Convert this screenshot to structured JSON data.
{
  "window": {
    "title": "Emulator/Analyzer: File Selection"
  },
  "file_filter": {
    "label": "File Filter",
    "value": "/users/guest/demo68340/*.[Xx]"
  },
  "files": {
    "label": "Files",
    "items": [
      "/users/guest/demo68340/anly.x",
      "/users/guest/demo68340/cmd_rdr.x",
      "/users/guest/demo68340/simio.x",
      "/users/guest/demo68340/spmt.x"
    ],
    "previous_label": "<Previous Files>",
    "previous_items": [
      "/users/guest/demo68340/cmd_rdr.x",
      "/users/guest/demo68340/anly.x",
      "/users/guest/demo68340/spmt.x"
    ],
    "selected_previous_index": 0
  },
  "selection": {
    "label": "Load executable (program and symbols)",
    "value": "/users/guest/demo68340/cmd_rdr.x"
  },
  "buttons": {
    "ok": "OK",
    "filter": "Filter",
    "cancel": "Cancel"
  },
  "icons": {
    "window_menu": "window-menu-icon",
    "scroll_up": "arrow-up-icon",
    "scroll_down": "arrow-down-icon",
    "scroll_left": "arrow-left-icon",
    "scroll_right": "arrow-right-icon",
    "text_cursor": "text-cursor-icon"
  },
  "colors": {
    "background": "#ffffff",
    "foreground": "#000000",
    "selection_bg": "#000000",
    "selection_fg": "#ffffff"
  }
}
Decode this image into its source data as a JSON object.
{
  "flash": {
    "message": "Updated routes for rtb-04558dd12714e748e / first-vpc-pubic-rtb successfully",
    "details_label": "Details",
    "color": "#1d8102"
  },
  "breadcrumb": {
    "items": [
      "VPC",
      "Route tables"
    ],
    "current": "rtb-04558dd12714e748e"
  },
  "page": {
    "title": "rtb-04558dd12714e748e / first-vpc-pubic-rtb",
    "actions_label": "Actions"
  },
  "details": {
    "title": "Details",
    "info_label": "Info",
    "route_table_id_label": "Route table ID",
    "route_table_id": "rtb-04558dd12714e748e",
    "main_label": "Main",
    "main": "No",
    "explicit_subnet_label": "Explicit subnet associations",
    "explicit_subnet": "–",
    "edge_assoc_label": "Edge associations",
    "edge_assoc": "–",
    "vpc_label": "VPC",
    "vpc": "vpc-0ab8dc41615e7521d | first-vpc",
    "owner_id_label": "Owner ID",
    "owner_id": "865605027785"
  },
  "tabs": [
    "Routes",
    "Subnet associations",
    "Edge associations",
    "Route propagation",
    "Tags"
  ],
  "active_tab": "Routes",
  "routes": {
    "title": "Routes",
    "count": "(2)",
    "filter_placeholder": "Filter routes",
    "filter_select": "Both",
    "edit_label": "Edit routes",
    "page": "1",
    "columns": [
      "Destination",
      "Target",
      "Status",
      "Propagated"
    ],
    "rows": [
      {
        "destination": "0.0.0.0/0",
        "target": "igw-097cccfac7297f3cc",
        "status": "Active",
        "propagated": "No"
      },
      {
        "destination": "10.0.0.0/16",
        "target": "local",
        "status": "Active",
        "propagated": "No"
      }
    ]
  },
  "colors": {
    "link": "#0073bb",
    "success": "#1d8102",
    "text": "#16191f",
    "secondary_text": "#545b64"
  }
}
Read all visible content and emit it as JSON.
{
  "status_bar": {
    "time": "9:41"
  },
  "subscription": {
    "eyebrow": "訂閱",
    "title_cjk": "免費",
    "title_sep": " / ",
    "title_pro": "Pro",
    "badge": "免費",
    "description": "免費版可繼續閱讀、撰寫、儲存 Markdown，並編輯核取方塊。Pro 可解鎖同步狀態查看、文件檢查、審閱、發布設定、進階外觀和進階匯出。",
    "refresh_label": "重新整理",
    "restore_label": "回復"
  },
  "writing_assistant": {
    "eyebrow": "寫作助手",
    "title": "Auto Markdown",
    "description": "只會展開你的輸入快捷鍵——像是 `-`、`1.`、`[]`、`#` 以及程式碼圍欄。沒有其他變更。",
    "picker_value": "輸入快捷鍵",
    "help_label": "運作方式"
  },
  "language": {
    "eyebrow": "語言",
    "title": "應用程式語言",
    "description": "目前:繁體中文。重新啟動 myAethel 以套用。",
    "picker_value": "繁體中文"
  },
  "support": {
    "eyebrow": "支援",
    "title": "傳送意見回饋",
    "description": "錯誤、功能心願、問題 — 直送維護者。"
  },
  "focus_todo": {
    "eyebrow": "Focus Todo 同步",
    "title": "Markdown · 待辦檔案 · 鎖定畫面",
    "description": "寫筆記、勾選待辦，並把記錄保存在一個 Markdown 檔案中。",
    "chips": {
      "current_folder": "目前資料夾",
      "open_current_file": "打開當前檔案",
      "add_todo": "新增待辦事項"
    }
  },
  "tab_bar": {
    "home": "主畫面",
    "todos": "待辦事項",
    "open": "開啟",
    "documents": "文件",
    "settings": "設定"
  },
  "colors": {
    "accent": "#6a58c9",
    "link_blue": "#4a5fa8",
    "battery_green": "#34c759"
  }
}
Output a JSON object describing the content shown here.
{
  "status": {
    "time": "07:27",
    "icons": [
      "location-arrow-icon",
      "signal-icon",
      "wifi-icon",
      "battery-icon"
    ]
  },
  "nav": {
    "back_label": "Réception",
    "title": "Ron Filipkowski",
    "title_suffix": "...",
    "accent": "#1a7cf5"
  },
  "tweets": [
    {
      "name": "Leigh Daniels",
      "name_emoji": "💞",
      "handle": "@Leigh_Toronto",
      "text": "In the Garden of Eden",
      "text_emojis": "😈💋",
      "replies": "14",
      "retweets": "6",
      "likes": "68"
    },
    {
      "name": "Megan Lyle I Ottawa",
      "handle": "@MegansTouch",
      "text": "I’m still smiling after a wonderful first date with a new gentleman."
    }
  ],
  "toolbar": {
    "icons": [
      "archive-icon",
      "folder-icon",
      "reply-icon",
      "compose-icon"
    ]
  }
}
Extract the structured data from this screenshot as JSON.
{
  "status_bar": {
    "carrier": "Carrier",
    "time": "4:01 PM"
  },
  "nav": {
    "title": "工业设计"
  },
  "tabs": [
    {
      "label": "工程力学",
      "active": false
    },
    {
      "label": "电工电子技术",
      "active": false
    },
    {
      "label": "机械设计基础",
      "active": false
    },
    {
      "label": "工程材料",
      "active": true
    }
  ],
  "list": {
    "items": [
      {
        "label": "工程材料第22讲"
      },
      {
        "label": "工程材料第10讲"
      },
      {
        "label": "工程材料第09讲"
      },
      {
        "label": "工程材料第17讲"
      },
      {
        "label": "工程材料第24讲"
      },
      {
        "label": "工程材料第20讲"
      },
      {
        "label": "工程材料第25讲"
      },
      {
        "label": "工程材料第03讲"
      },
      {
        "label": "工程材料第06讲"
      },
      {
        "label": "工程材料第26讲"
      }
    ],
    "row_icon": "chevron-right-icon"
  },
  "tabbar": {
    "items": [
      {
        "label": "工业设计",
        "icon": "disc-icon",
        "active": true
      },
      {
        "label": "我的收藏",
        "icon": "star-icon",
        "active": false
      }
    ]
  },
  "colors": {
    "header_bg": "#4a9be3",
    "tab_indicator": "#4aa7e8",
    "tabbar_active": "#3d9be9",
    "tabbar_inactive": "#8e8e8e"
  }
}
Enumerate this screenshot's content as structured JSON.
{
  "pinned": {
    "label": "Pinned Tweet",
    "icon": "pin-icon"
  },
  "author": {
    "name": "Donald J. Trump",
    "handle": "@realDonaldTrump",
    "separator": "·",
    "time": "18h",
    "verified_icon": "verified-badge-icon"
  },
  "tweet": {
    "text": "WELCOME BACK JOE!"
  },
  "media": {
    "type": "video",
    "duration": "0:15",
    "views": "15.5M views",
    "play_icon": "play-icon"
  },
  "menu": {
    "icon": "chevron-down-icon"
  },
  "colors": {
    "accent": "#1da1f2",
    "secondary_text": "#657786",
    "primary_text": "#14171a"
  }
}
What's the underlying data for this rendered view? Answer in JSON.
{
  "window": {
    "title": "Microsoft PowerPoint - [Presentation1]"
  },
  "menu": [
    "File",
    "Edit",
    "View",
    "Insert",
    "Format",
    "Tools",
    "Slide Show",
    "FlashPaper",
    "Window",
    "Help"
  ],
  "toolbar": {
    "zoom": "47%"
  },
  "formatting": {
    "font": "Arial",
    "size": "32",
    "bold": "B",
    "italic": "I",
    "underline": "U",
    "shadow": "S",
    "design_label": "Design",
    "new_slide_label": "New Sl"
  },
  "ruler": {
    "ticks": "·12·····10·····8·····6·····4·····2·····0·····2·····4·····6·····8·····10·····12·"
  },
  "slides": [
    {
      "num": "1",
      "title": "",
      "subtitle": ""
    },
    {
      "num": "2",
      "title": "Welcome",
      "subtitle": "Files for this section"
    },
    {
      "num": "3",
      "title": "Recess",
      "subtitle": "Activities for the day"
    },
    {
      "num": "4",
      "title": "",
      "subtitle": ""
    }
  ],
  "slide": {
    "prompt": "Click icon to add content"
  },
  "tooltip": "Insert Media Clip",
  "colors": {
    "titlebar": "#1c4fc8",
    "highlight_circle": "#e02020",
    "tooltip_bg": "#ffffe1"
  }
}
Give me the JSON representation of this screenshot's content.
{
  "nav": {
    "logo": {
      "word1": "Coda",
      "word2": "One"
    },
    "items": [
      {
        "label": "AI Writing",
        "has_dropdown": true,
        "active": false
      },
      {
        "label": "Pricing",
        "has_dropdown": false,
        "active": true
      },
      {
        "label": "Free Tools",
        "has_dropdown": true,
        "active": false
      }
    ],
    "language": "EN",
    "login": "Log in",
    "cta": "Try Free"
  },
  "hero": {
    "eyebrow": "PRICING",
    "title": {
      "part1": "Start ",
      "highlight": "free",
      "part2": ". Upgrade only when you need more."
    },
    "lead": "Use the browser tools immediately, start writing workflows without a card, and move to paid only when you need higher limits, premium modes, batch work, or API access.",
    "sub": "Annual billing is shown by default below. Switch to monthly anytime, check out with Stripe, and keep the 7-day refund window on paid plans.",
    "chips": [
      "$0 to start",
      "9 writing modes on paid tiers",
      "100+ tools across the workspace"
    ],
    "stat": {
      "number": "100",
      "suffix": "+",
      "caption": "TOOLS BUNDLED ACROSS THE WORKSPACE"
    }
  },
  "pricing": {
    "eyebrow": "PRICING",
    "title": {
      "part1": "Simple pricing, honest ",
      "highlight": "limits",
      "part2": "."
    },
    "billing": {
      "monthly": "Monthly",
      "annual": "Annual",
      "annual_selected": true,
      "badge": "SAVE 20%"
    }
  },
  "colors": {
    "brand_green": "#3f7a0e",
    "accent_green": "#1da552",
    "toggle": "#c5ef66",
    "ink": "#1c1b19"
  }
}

———

▸ EXERCISE:
From the listing above, copy out each line where the word "need" appears.

▸ RESULT:
      "part2": ". Upgrade only when you need more."
    "lead": "Use the browser tools immediately, start writing workflows without a card, and move to paid only when you need higher limits, premium modes, batch work, or API access.",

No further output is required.